In other words, regret measures how much better a particular agent could perform on a particular level. Empirically, training on these regret-maximising levels has been shown to improve generalisation to out-of-distribution levels in challenging domains . At equilibrium, UED methods theoretically result in a minimax regret policy, meaning that there is no other policy that has lower worst-case regret. This confers a certain degree of robustness, as it provides an upper bound on the worst-case performance gap. Minimax regret (MMR) works well when the agent can simultaneously perform optimally on all levels: at convergence, the MMR policy would achieve zero regret for each level. However, this is not always possible in partially observable environments.

Consider the following example, where an adversary can sample T-mazes and normal mazes. In the T-mazes, the reward for reaching the goal is $1.0$ and $-1.0$ for failing. The reward for the mazes is $0.9$ for reaching the goal, and zero otherwise. Each T-maze looks identical from the agent's perspective, and its minimax regret behaviour is to go left or right with 50% probability. See this section for a derivation of this solution.

There are two policies in the following video. Both of these have the same worst-case regret (1.0) in the T-mazes, achieved by randomly choosing left or right. However, policy 1 is effectively random in the maze, whereas policy 2 actually goes to the goal. Both of these are minimax regret policies, but policy 2 is clearly better. Using standard UED cannot guarantee that we won't get stuck with policy 1, even though policy 2 is possible! In general, there may be multiple minimax regret policies, and we aren't guaranteed to get the "best" one when using minimax regret.

**Dataset rows**
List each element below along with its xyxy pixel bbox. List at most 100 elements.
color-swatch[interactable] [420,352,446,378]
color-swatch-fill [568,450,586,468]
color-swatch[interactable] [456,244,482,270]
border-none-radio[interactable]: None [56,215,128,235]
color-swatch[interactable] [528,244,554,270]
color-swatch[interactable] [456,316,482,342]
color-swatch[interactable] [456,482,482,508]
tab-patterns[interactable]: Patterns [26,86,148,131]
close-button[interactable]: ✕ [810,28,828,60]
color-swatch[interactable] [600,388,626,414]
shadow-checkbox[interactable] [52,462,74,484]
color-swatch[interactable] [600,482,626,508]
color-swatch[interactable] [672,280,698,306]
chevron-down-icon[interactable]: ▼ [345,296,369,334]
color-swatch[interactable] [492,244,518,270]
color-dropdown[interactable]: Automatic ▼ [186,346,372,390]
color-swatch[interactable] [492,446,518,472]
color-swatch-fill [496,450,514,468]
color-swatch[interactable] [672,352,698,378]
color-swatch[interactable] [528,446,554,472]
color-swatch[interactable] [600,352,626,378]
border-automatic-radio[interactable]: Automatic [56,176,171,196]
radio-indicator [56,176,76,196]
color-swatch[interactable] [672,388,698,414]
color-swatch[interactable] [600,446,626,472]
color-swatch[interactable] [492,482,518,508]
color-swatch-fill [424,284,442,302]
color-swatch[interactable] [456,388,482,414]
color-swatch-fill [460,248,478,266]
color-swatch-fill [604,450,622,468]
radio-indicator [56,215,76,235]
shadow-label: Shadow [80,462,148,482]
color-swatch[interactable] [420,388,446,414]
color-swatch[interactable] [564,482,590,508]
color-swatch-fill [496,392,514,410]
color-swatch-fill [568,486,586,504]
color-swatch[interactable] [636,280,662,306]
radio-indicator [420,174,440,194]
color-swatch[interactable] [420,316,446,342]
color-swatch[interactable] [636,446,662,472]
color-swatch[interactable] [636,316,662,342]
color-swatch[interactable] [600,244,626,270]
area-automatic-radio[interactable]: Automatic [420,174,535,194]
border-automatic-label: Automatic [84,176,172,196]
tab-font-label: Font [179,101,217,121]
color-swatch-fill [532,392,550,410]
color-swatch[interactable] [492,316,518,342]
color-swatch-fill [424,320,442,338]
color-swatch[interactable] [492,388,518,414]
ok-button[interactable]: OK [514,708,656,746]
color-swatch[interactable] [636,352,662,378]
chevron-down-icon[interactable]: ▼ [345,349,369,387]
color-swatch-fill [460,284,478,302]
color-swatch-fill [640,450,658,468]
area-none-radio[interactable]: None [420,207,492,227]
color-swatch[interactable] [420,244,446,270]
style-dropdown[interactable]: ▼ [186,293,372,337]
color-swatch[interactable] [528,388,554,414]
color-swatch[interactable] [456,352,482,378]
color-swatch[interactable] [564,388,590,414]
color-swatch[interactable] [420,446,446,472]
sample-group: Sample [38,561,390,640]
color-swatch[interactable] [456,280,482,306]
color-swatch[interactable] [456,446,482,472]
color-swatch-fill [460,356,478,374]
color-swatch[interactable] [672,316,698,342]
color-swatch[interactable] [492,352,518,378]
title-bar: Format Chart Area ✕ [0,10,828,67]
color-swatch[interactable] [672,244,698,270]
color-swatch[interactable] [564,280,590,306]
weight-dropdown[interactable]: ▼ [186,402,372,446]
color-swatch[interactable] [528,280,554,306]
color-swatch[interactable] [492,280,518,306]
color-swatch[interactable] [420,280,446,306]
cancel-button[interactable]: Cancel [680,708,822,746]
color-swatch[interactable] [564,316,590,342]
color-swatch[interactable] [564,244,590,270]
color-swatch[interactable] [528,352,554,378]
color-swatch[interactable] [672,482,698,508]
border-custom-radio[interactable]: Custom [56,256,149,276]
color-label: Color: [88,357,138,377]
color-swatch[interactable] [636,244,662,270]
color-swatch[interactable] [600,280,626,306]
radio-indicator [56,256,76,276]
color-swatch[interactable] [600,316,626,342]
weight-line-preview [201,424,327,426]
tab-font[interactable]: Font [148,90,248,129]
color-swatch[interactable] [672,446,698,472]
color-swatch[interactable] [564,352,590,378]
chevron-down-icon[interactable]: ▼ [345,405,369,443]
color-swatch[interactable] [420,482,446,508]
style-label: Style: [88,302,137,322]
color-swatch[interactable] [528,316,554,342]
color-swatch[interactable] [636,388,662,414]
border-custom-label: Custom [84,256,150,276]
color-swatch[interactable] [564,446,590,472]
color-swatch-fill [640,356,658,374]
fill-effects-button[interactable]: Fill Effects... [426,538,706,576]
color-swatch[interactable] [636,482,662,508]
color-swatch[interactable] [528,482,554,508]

**Set problem A**
In the passage on minimax regret, what reward does reaching the goal in a normal maze give?
**Set problem B**
Extract the wording of the passage on minimax regret from "In other words, regret" to "partially observable environments.", word for word.
The entries above come from a separate source and are not part of the passage on minimax regret.

**Right answer A**
Reaching the goal in a normal maze gives a reward of 0.9.

**Right answer B**
In other words, regret measures how much better a particular agent could perform on a particular level. Empirically, training on these regret-maximising levels has been shown to improve generalisation to out-of-distribution levels in challenging domains . At equilibrium, UED methods theoretically result in a minimax regret policy, meaning that there is no other policy that has lower worst-case regret. This confers a certain degree of robustness, as it provides an upper bound on the worst-case performance gap. Minimax regret (MMR) works well when the agent can simultaneously perform optimally on all levels: at convergence, the MMR policy would achieve zero regret for each level. However, this is not always possible in partially observable environments.